Problem requirements
In the material below, find each line holding the string "lower" and copy it.
↓↓↓
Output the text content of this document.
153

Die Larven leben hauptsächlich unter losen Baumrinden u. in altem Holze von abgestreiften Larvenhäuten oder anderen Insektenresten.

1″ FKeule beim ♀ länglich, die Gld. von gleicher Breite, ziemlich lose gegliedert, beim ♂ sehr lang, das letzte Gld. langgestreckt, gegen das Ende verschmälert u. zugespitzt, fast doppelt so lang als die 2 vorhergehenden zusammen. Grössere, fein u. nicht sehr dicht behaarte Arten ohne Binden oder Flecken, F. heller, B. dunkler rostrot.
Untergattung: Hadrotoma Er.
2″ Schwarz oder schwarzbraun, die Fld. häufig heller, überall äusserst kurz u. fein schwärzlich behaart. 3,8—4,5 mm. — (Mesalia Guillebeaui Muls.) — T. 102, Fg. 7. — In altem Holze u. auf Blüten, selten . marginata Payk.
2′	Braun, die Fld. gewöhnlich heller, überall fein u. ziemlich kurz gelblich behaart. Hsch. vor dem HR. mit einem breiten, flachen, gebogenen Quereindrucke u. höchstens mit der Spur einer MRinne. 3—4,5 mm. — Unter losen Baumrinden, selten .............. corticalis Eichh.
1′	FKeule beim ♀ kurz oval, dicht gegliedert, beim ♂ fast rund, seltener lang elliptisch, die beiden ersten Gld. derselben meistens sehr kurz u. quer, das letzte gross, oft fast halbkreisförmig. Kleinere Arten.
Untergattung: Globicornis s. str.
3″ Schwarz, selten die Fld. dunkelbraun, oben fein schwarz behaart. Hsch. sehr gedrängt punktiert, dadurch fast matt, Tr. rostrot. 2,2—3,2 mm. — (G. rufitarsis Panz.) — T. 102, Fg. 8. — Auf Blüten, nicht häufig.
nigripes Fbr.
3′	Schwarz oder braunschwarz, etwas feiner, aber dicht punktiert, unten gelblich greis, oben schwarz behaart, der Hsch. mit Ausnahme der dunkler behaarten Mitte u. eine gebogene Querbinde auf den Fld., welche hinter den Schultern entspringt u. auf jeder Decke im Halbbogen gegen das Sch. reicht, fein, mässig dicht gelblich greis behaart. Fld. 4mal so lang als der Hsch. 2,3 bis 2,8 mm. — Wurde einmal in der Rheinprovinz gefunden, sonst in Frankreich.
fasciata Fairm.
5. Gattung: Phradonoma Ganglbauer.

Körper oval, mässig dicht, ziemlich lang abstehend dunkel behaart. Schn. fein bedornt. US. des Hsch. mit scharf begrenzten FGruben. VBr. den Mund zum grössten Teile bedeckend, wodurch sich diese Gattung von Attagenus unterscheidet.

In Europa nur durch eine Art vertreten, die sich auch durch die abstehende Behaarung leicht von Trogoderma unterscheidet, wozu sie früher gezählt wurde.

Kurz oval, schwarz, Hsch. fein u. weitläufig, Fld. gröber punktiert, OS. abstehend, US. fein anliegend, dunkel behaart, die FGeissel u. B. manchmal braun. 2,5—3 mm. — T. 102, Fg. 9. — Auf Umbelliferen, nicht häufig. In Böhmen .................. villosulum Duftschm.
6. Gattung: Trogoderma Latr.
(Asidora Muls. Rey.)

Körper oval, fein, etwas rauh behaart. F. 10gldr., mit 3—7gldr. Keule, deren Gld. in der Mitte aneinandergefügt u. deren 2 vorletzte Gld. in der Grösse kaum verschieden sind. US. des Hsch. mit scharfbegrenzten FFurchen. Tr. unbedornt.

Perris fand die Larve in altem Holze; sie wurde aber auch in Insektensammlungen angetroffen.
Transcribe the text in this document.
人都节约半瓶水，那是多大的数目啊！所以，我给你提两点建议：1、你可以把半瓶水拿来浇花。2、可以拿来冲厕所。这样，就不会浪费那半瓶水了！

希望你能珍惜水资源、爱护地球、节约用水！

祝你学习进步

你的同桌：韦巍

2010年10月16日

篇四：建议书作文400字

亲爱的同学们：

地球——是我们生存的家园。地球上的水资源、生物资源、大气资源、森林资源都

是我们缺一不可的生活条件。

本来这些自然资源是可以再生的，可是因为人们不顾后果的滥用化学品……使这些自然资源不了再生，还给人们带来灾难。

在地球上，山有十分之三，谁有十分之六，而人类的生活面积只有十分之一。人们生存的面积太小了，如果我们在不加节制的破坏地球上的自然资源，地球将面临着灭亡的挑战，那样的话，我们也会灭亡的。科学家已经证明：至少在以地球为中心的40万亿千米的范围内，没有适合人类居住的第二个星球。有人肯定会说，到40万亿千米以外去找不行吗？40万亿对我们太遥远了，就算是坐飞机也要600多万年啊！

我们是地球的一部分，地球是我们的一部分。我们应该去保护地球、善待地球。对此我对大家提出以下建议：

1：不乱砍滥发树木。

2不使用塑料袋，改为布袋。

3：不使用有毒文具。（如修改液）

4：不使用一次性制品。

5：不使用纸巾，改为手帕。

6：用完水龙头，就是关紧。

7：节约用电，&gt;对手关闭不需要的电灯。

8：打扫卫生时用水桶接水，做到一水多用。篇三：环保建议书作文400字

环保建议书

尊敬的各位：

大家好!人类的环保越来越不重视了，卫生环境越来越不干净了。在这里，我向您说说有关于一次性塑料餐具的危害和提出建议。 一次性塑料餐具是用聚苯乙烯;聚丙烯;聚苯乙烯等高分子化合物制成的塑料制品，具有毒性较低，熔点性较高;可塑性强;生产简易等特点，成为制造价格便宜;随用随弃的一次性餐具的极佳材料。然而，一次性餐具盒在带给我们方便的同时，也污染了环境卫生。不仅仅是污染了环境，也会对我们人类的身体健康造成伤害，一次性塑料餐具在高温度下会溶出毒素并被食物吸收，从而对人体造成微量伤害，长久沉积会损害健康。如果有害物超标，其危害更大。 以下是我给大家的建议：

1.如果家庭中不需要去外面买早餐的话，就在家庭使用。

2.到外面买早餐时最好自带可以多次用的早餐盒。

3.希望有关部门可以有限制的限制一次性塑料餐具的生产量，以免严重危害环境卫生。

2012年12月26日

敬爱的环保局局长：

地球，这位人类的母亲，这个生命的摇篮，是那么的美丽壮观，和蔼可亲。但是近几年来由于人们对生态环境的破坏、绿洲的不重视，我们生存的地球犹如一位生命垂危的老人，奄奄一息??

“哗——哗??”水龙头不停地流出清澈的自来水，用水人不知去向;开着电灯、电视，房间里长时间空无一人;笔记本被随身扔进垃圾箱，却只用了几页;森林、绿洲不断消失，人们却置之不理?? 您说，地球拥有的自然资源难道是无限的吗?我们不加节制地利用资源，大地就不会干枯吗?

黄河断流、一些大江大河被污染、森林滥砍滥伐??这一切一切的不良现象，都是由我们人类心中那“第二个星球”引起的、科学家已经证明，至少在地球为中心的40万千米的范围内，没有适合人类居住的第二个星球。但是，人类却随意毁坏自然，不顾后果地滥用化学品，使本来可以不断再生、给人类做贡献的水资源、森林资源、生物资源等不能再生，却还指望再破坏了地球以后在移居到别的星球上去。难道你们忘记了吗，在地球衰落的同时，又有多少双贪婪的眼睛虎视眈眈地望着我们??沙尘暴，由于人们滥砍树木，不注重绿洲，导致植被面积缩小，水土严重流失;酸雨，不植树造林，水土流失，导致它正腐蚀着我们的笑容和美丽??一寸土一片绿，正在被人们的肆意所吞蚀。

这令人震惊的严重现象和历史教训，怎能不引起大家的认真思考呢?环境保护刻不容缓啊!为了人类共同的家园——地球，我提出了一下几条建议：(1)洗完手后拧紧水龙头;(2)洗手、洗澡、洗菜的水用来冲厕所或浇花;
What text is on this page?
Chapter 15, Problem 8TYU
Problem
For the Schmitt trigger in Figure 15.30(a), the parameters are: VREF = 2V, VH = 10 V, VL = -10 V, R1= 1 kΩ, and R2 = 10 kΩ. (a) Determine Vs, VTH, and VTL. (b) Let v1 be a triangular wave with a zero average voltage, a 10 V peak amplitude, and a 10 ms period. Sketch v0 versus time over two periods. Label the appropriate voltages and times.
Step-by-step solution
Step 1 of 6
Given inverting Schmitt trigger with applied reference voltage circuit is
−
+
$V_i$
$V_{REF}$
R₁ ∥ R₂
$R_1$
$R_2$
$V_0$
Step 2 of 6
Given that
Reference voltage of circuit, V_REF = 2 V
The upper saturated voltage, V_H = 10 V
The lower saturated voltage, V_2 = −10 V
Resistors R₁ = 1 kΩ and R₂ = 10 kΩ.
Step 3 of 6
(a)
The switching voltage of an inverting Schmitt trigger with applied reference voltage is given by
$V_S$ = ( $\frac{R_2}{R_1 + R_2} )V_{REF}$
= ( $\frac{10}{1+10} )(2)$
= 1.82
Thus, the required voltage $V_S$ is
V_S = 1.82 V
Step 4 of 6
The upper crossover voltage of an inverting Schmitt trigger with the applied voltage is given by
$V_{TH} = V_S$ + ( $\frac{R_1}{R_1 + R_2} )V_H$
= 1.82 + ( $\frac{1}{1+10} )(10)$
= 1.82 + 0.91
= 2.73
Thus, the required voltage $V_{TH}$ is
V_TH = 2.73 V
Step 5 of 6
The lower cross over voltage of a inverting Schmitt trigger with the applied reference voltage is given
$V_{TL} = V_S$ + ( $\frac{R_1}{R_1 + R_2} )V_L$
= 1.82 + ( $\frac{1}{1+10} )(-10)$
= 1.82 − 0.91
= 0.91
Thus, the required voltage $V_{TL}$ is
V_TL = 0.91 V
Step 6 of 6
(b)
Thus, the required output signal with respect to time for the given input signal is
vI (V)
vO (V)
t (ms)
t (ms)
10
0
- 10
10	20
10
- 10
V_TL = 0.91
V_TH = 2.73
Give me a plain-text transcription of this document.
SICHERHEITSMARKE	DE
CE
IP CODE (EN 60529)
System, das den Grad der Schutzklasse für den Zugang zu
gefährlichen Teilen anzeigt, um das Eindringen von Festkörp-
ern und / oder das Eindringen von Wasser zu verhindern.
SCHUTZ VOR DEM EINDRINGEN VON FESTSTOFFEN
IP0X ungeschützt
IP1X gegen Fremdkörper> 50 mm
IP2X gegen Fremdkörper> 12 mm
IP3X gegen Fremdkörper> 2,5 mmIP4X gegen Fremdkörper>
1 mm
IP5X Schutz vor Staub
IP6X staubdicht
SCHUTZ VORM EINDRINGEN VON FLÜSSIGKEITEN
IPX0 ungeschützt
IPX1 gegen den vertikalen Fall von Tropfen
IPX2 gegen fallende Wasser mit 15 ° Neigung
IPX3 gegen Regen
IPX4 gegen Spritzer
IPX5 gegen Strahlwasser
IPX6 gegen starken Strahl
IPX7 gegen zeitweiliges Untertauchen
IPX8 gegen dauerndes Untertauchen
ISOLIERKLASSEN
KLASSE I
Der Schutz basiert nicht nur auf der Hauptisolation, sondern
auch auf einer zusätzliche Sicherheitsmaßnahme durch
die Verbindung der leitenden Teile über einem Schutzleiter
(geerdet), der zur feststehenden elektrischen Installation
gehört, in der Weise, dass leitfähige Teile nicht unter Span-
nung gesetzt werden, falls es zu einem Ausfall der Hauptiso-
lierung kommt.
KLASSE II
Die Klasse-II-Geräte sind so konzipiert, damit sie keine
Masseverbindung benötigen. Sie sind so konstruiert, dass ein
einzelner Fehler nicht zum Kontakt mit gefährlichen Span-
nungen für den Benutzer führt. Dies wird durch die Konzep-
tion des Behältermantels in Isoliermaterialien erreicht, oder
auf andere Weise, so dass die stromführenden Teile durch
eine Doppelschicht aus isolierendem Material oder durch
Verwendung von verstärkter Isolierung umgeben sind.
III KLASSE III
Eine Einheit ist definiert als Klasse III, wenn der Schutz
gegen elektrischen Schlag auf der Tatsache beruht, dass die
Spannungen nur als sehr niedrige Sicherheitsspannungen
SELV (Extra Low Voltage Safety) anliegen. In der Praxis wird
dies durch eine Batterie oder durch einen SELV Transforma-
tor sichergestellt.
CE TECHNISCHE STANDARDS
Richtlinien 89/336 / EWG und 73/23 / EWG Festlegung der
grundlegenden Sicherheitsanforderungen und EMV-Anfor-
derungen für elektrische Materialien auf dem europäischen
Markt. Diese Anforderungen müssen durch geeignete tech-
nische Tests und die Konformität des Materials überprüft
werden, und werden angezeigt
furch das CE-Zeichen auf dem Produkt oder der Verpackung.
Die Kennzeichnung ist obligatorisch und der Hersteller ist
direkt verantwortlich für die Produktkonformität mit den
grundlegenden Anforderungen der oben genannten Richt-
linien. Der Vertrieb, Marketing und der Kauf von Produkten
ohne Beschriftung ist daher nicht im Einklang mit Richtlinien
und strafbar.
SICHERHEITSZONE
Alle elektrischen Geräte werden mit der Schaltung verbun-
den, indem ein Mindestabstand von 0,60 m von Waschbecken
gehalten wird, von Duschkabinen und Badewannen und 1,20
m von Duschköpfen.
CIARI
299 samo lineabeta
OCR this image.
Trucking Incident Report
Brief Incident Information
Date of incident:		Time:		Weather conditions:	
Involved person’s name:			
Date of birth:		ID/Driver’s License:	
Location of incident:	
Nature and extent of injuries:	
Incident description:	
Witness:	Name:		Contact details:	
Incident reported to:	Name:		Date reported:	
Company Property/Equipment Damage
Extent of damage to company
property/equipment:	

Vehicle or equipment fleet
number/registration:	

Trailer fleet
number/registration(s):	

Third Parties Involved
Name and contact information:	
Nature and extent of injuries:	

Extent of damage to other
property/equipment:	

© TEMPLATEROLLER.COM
↑↑↑
Full output
The lower saturated voltage, V_2 = −10 V
The lower cross over voltage of a inverting Schmitt trigger with the applied reference voltage is given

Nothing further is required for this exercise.